Lütfen aşağıdaki kayıtlarda "point xyxy=(99,548,105,554)" ifadesini içeren satırdan "point xyxy=(98,510,106,517)" ifadesini içeren satıra kadar, iki uç da dahil, her şeyi numaralı bir liste hâlinde yazın. Boş satırları listeye almayın, bu aralığın dışındaki satırları da eklemeyin.

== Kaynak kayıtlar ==
══════
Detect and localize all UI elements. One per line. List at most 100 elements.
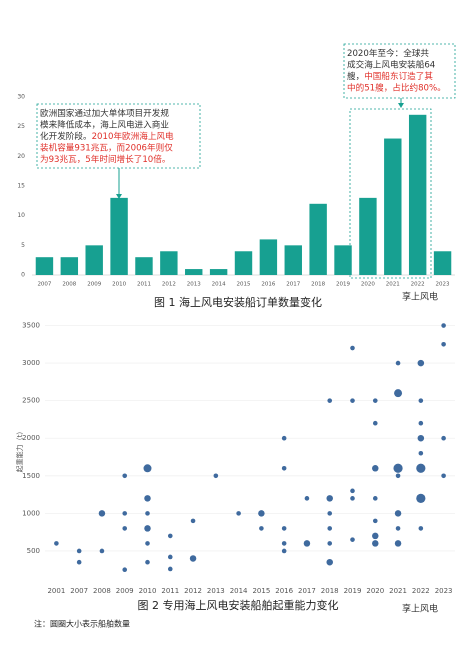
point xyxy=(99,548,105,554)
x-tick-label: 2012 xyxy=(162,282,176,288)
x-tick-label: 2010 xyxy=(139,587,157,595)
point xyxy=(143,464,152,473)
point xyxy=(327,526,333,531)
point xyxy=(394,510,402,517)
point xyxy=(236,511,241,516)
bar xyxy=(433,251,452,275)
watermark: 享上风电 xyxy=(402,603,438,615)
bar xyxy=(334,245,352,275)
x-tick-label: 2015 xyxy=(237,282,251,288)
point xyxy=(303,540,311,547)
x-tick-label: 2019 xyxy=(336,282,350,288)
point xyxy=(122,511,128,516)
point xyxy=(395,526,401,531)
point xyxy=(441,435,446,441)
y-tick-label: 5 xyxy=(21,242,25,249)
y-tick-label: 1500 xyxy=(22,472,40,480)
point xyxy=(417,359,425,367)
x-tick-label: 2023 xyxy=(435,587,453,595)
point xyxy=(304,496,310,501)
point xyxy=(417,434,425,442)
point xyxy=(395,473,401,479)
annotation-segment: 成交海上风电安装船64 xyxy=(347,59,435,71)
note: 注：圆圈大小表示船舶数量 xyxy=(34,619,130,629)
point xyxy=(372,540,379,547)
annotation-segment: 化开发阶段。 xyxy=(40,130,92,142)
point xyxy=(441,323,446,328)
y-tick-label: 1000 xyxy=(22,509,40,517)
bar xyxy=(359,197,377,275)
x-tick-label: 2017 xyxy=(286,282,300,288)
annotation-segment: 模来降低成本，海上风电进入商业 xyxy=(40,119,169,131)
x-tick-label: 2017 xyxy=(298,587,316,595)
y-tick-label: 3000 xyxy=(22,359,40,367)
bar xyxy=(234,251,253,275)
point xyxy=(258,510,265,517)
x-tick-label: 2010 xyxy=(112,282,126,288)
x-tick-label: 2014 xyxy=(212,282,226,288)
annotation-segment: 中国船东订造了其 xyxy=(364,70,433,82)
x-tick-label: 2020 xyxy=(366,587,384,595)
y-tick-label: 30 xyxy=(17,94,25,101)
bar xyxy=(185,269,203,275)
y-axis-label: 起重能力（t） xyxy=(15,428,24,473)
point xyxy=(145,511,150,516)
annotation-text: 化开发阶段。2010年欧洲海上风电 xyxy=(40,130,174,142)
point xyxy=(372,398,378,403)
point xyxy=(122,473,128,479)
point xyxy=(98,510,106,517)
point xyxy=(416,463,426,473)
point xyxy=(281,548,287,554)
x-tick-label: 2009 xyxy=(87,282,101,288)
point xyxy=(145,541,150,546)
x-tick-label: 2011 xyxy=(161,587,179,595)
point xyxy=(350,496,355,501)
x-tick-label: 2022 xyxy=(411,282,425,288)
x-tick-label: 2014 xyxy=(230,587,248,595)
bar xyxy=(85,245,103,275)
point xyxy=(326,558,333,566)
annotation-text: 为93兆瓦，5年时间增长了10倍。 xyxy=(40,153,170,165)
x-tick-label: 2011 xyxy=(137,282,151,288)
annotation-text: 模来降低成本，海上风电进入商业 xyxy=(40,119,169,131)
annotation-text: 2020年至今：全球共 xyxy=(347,47,429,59)
point xyxy=(350,398,355,403)
annotation-text: 欧洲国家通过加大单体项目开发规 xyxy=(40,107,169,119)
caption: 图 2 专用海上风电安装船舶起重能力变化 xyxy=(138,598,339,612)
x-tick-label: 2009 xyxy=(116,587,134,595)
y-tick-label: 25 xyxy=(17,123,25,130)
point xyxy=(393,463,403,473)
point xyxy=(418,420,424,426)
point xyxy=(189,555,197,562)
point xyxy=(372,420,378,426)
point xyxy=(327,511,333,516)
x-tick-label: 2019 xyxy=(344,587,362,595)
point xyxy=(167,533,173,539)
x-tick-label: 2016 xyxy=(261,282,275,288)
point xyxy=(76,559,82,565)
point xyxy=(281,541,287,546)
point xyxy=(372,532,379,540)
annotation-segment: 艘， xyxy=(347,70,364,82)
x-tick-label: 2013 xyxy=(207,587,225,595)
point xyxy=(395,360,401,366)
point xyxy=(394,540,402,547)
x-tick-label: 2001 xyxy=(47,587,65,595)
annotation-text: 中的51艘，占比约80%。 xyxy=(347,82,446,94)
x-tick-label: 2022 xyxy=(412,587,430,595)
x-tick-label: 2016 xyxy=(275,587,293,595)
bar xyxy=(35,257,54,275)
point xyxy=(281,435,287,441)
point xyxy=(350,537,355,542)
bar xyxy=(160,251,178,275)
point xyxy=(281,526,287,531)
annotation-text: 装机容量931兆瓦，而2006年则仅 xyxy=(40,142,173,154)
x-tick-label: 2023 xyxy=(436,282,450,288)
bar xyxy=(384,138,402,275)
y-tick-label: 2500 xyxy=(22,397,40,405)
point xyxy=(144,495,151,502)
point xyxy=(327,541,333,546)
bar xyxy=(309,203,327,275)
point xyxy=(122,567,128,573)
x-tick-label: 2018 xyxy=(311,282,325,288)
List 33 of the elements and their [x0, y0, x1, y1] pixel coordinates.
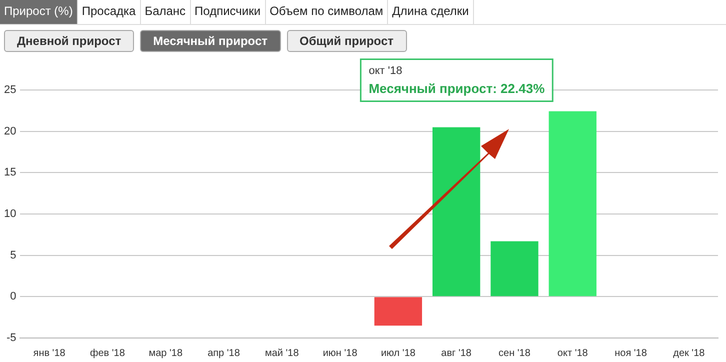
y-tick-label: 0 [10, 290, 16, 303]
text: Объем по символам [266, 0, 388, 24]
x-tick-label: ноя '18 [614, 348, 648, 359]
x-tick-label: май '18 [264, 348, 300, 359]
x-tick-label: дек '18 [673, 348, 706, 359]
y-tick-label: 5 [10, 249, 16, 262]
text: Баланс [140, 0, 191, 24]
x-tick-label: апр '18 [208, 348, 240, 359]
text: Просадка [78, 0, 141, 24]
text: Прирост (%) [0, 0, 78, 24]
y-tick-label: 25 [4, 84, 16, 96]
x-tick-label: фев '18 [90, 348, 126, 359]
x-tick-label: янв '18 [33, 348, 66, 359]
text: Подписчики [190, 0, 266, 24]
y-tick-label: 10 [4, 208, 16, 220]
bar [548, 111, 596, 296]
x-tick-label: сен '18 [498, 348, 531, 359]
category-label: окт '18 [368, 65, 402, 78]
text: Дневной прирост [4, 30, 134, 52]
x-tick-label: июн '18 [322, 348, 358, 359]
x-tick-label: мар '18 [148, 348, 183, 359]
text: Месячный прирост [140, 30, 281, 52]
y-tick-label: 20 [4, 125, 16, 138]
y-tick-label: 15 [4, 166, 16, 179]
x-tick-label: авг '18 [441, 348, 472, 359]
bar [490, 241, 538, 296]
y-tick-label: -5 [6, 332, 16, 344]
text: Длина сделки [388, 0, 474, 24]
x-tick-label: июл '18 [380, 348, 416, 359]
text: Общий прирост [286, 30, 406, 52]
annotation: Месячный прирост: 22.43% [368, 81, 546, 96]
x-tick-label: окт '18 [557, 348, 588, 359]
bar [374, 297, 422, 326]
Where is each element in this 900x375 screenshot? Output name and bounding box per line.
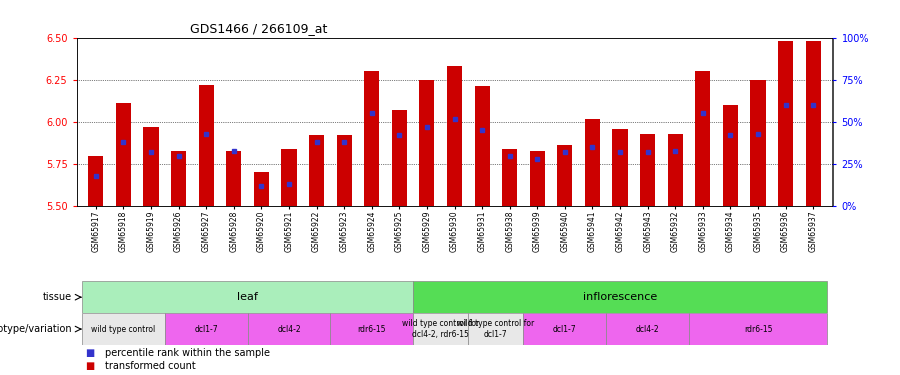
Bar: [723, 105, 738, 206]
Bar: [143, 127, 158, 206]
Text: inflorescence: inflorescence: [583, 292, 657, 302]
Bar: [419, 80, 435, 206]
Bar: [695, 71, 710, 206]
Bar: [668, 134, 683, 206]
Text: wild type control for
dcl1-7: wild type control for dcl1-7: [457, 320, 535, 339]
Text: genotype/variation: genotype/variation: [0, 324, 72, 334]
Bar: [607, 313, 689, 345]
Bar: [337, 135, 352, 206]
Bar: [524, 313, 607, 345]
Text: percentile rank within the sample: percentile rank within the sample: [105, 348, 270, 358]
Text: dcl4-2: dcl4-2: [635, 324, 660, 334]
Text: dcl1-7: dcl1-7: [554, 324, 577, 334]
Bar: [82, 281, 413, 313]
Bar: [309, 135, 324, 206]
Bar: [116, 103, 131, 206]
Bar: [199, 85, 214, 206]
Text: leaf: leaf: [237, 292, 258, 302]
Text: ■: ■: [86, 348, 94, 358]
Text: tissue: tissue: [43, 292, 72, 302]
Text: wild type control: wild type control: [91, 324, 156, 334]
Bar: [413, 281, 827, 313]
Bar: [413, 313, 468, 345]
Bar: [502, 149, 518, 206]
Bar: [165, 313, 248, 345]
Bar: [330, 313, 413, 345]
Bar: [640, 134, 655, 206]
Bar: [226, 150, 241, 206]
Bar: [254, 172, 269, 206]
Bar: [585, 118, 600, 206]
Bar: [806, 41, 821, 206]
Bar: [88, 156, 104, 206]
Bar: [468, 313, 524, 345]
Bar: [364, 71, 379, 206]
Bar: [82, 313, 165, 345]
Text: rdr6-15: rdr6-15: [357, 324, 386, 334]
Bar: [530, 150, 544, 206]
Bar: [447, 66, 462, 206]
Bar: [751, 80, 766, 206]
Bar: [282, 149, 296, 206]
Text: rdr6-15: rdr6-15: [743, 324, 772, 334]
Text: wild type control for
dcl4-2, rdr6-15: wild type control for dcl4-2, rdr6-15: [402, 320, 480, 339]
Bar: [474, 87, 490, 206]
Text: ■: ■: [86, 361, 94, 371]
Text: GDS1466 / 266109_at: GDS1466 / 266109_at: [190, 22, 328, 35]
Text: dcl1-7: dcl1-7: [194, 324, 218, 334]
Bar: [392, 110, 407, 206]
Text: transformed count: transformed count: [105, 361, 196, 371]
Bar: [689, 313, 827, 345]
Text: dcl4-2: dcl4-2: [277, 324, 301, 334]
Bar: [171, 150, 186, 206]
Bar: [557, 146, 572, 206]
Bar: [613, 129, 627, 206]
Bar: [248, 313, 330, 345]
Bar: [778, 41, 793, 206]
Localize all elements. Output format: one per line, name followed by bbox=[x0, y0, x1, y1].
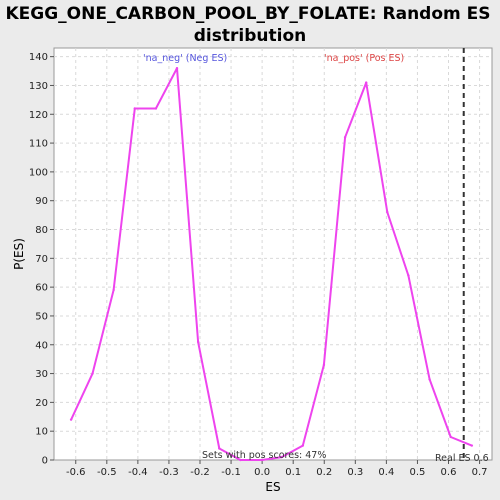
x-tick-label: 0.1 bbox=[285, 467, 301, 478]
y-tick-label: 0 bbox=[42, 456, 48, 467]
y-tick-label: 70 bbox=[35, 254, 48, 265]
x-tick-label: -0.4 bbox=[128, 467, 148, 478]
x-tick-label: 0.6 bbox=[441, 467, 457, 478]
annotation-sets-with-pos: Sets with pos scores: 47% bbox=[202, 450, 326, 461]
data-point bbox=[112, 288, 115, 292]
x-tick-label: 0.2 bbox=[316, 467, 332, 478]
data-point bbox=[470, 444, 474, 447]
data-point bbox=[343, 136, 347, 139]
y-tick-label: 10 bbox=[35, 427, 48, 438]
x-tick-label: 0.7 bbox=[472, 467, 488, 478]
data-point bbox=[154, 107, 158, 110]
chart-title-line-1: KEGG_ONE_CARBON_POOL_BY_FOLATE: Random E… bbox=[5, 4, 490, 24]
annotation-real-es: Real ES 0.6 bbox=[435, 453, 489, 464]
x-axis-label: ES bbox=[265, 480, 280, 494]
x-tick-label: -0.2 bbox=[190, 467, 210, 478]
x-tick-label: -0.1 bbox=[221, 467, 241, 478]
x-tick-label: 0.5 bbox=[409, 467, 425, 478]
data-point bbox=[428, 378, 431, 381]
y-tick-label: 130 bbox=[29, 81, 48, 92]
series-layer bbox=[69, 48, 474, 462]
y-tick-label: 110 bbox=[29, 139, 48, 150]
x-tick-label: -0.5 bbox=[97, 467, 117, 478]
data-point bbox=[196, 340, 200, 344]
data-point bbox=[91, 372, 94, 375]
x-tick-label: 0.3 bbox=[347, 467, 363, 478]
data-point bbox=[322, 363, 326, 367]
x-tick-label: 0.0 bbox=[254, 467, 270, 478]
data-point bbox=[133, 107, 136, 110]
x-tick-label: -0.6 bbox=[66, 467, 86, 478]
data-point bbox=[280, 455, 283, 459]
data-point bbox=[69, 418, 73, 421]
data-point bbox=[407, 274, 410, 277]
annotation-neg-es: 'na_neg' (Neg ES) bbox=[143, 53, 227, 64]
y-tick-label: 50 bbox=[35, 311, 48, 322]
data-point bbox=[364, 81, 368, 84]
y-tick-label: 40 bbox=[35, 340, 48, 351]
y-axis-label: P(ES) bbox=[12, 238, 26, 270]
y-tick-label: 120 bbox=[29, 110, 48, 121]
annotation-pos-es: 'na_pos' (Pos ES) bbox=[324, 53, 404, 64]
data-point bbox=[175, 66, 179, 70]
y-tick-label: 60 bbox=[35, 283, 48, 294]
series-line bbox=[70, 67, 473, 461]
axes: 0 10 20 30 40 50 60 70 80 90 100 110 120 130 140 -0.6 -0… bbox=[29, 52, 488, 478]
y-tick-label: 30 bbox=[35, 369, 48, 380]
x-tick-label: 0.4 bbox=[378, 467, 394, 478]
x-tick-label: -0.3 bbox=[159, 467, 179, 478]
y-tick-label: 20 bbox=[35, 398, 48, 409]
y-tick-label: 80 bbox=[35, 225, 48, 236]
data-point bbox=[449, 435, 452, 439]
y-tick-label: 140 bbox=[29, 52, 48, 63]
y-tick-label: 100 bbox=[29, 167, 48, 178]
data-point bbox=[260, 458, 264, 462]
data-point bbox=[218, 447, 221, 450]
data-point bbox=[301, 444, 305, 447]
chart-title-line-2: distribution bbox=[194, 26, 306, 46]
y-tick-label: 90 bbox=[35, 196, 48, 207]
plot-area bbox=[53, 47, 493, 461]
grid-lines bbox=[54, 48, 492, 460]
data-point bbox=[386, 211, 389, 214]
data-point bbox=[239, 458, 242, 462]
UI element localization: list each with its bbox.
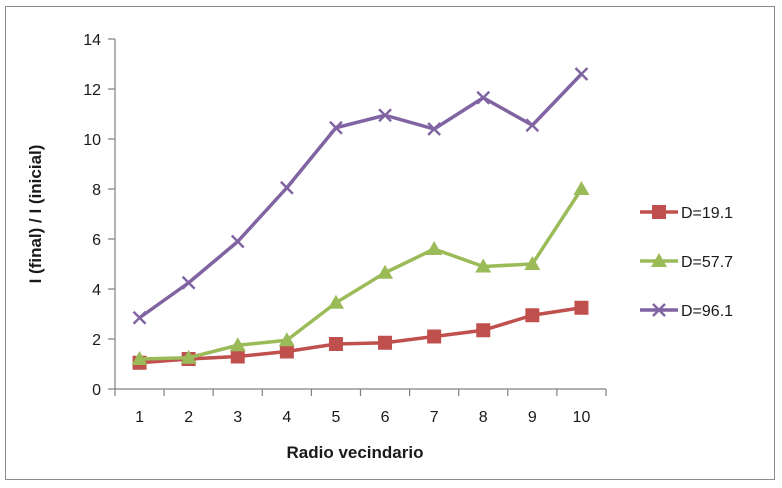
y-tick-label: 6: [92, 232, 101, 249]
y-axis-title: I (final) / I (inicial): [26, 145, 45, 284]
y-tick-label: 10: [83, 132, 101, 149]
data-point: [574, 300, 589, 315]
data-point: [378, 335, 393, 350]
chart-frame: [5, 6, 775, 480]
y-tick-label: 2: [92, 332, 101, 349]
series-line: [139, 188, 583, 361]
data-point: [278, 332, 295, 347]
data-point: [181, 275, 196, 290]
data-point: [574, 67, 589, 81]
data-point: [573, 181, 590, 195]
legend-entry: D=19.1: [640, 205, 733, 222]
x-tick-label: 5: [331, 409, 340, 426]
data-point: [180, 349, 197, 364]
data-point: [426, 241, 443, 255]
data-point: [229, 337, 246, 352]
data-point: [132, 310, 147, 325]
x-tick-label: 2: [184, 409, 193, 426]
data-point: [327, 294, 344, 309]
data-point: [524, 256, 541, 270]
x-tick-label: 7: [430, 409, 439, 426]
data-point: [427, 122, 441, 136]
data-point: [230, 349, 245, 364]
data-point: [476, 90, 491, 105]
legend-label: D=96.1: [681, 303, 733, 320]
x-tick-label: 9: [528, 409, 537, 426]
data-point: [378, 108, 392, 123]
x-tick-label: 10: [573, 409, 591, 426]
x-tick-label: 3: [233, 409, 242, 426]
legend: D=19.1 D=57.7 D=96.1: [640, 205, 733, 320]
data-point: [280, 180, 294, 195]
legend-label: D=57.7: [681, 254, 733, 271]
y-tick-label: 4: [92, 282, 101, 299]
series-line: [139, 306, 582, 365]
data-point: [377, 264, 394, 279]
series-layer: [131, 67, 590, 370]
data-point: [525, 308, 540, 323]
x-tick-label: 6: [381, 409, 390, 426]
x-tick-label: 4: [282, 409, 291, 426]
chart-axes: [108, 38, 607, 396]
data-point: [279, 344, 294, 359]
data-point: [329, 120, 343, 135]
x-tick-label: 1: [135, 409, 144, 426]
legend-marker: [651, 253, 667, 267]
series-D=19.1: [132, 300, 589, 370]
series-line: [138, 72, 583, 320]
data-point: [475, 258, 492, 273]
y-tick-label: 12: [83, 82, 101, 99]
data-point: [230, 234, 245, 249]
data-point: [427, 329, 442, 344]
legend-entry: D=96.1: [640, 303, 733, 320]
data-point: [131, 351, 148, 365]
legend-marker: [652, 205, 666, 219]
y-tick-label: 14: [83, 32, 101, 49]
data-point: [476, 323, 491, 338]
x-tick-label: 8: [479, 409, 488, 426]
y-tick-label: 0: [92, 382, 101, 399]
x-axis-title: Radio vecindario: [287, 443, 424, 462]
legend-entry: D=57.7: [640, 253, 733, 271]
series-D=57.7: [131, 181, 590, 365]
legend-marker: [652, 303, 666, 317]
y-tick-label: 8: [92, 182, 101, 199]
series-D=96.1: [132, 67, 589, 325]
data-point: [525, 118, 540, 133]
data-point: [328, 337, 343, 351]
legend-label: D=19.1: [681, 205, 733, 222]
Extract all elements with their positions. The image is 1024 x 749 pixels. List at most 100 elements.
══════
== Çözüm ==
1. point xyxy=(99,548,105,554)
2. x-tick-label: 2012 xyxy=(162,282,176,288)
3. x-tick-label: 2010 xyxy=(139,587,157,595)
4. point xyxy=(143,464,152,473)
5. point xyxy=(327,526,333,531)
6. point xyxy=(394,510,402,517)
7. point xyxy=(236,511,241,516)
8. bar xyxy=(433,251,452,275)
9. watermark: 享上风电 xyxy=(402,603,438,615)
10. bar xyxy=(334,245,352,275)
11. x-tick-label: 2015 xyxy=(237,282,251,288)
12. point xyxy=(303,540,311,547)
13. x-tick-label: 2019 xyxy=(336,282,350,288)
14. point xyxy=(122,511,128,516)
15. point xyxy=(395,526,401,531)
16. point xyxy=(441,435,446,441)
17. y-tick-label: 5 xyxy=(21,242,25,249)
18. y-tick-label: 1500 xyxy=(22,472,40,480)
19. point xyxy=(417,359,425,367)
20. x-tick-label: 2023 xyxy=(435,587,453,595)
21. point xyxy=(304,496,310,501)
22. point xyxy=(417,434,425,442)
23. point xyxy=(395,473,401,479)
24. annotation-segment: 成交海上风电安装船64 xyxy=(347,59,435,71)
25. note: 注：圆圈大小表示船舶数量 xyxy=(34,619,130,629)
26. point xyxy=(372,540,379,547)
27. annotation-segment: 化开发阶段。 xyxy=(40,130,92,142)
28. point xyxy=(441,323,446,328)
29. y-tick-label: 1000 xyxy=(22,509,40,517)
30. bar xyxy=(359,197,377,275)
31. x-tick-label: 2017 xyxy=(286,282,300,288)
32. annotation-segment: 模来降低成本，海上风电进入商业 xyxy=(40,119,169,131)
33. x-tick-label: 2017 xyxy=(298,587,316,595)
34. y-tick-label: 3000 xyxy=(22,359,40,367)
35. bar xyxy=(234,251,253,275)
36. point xyxy=(258,510,265,517)
37. x-tick-label: 2010 xyxy=(112,282,126,288)
38. x-tick-label: 2014 xyxy=(212,282,226,288)
39. annotation-segment: 中国船东订造了其 xyxy=(364,70,433,82)
40. x-tick-label: 2020 xyxy=(366,587,384,595)
41. y-tick-label: 30 xyxy=(17,94,25,101)
42. bar xyxy=(185,269,203,275)
43. y-axis-label: 起重能力（t） xyxy=(15,428,24,473)
44. point xyxy=(145,511,150,516)
45. annotation-text: 化开发阶段。2010年欧洲海上风电 xyxy=(40,130,174,142)
46. point xyxy=(372,398,378,403)
47. point xyxy=(122,473,128,479)
48. point xyxy=(98,510,106,517)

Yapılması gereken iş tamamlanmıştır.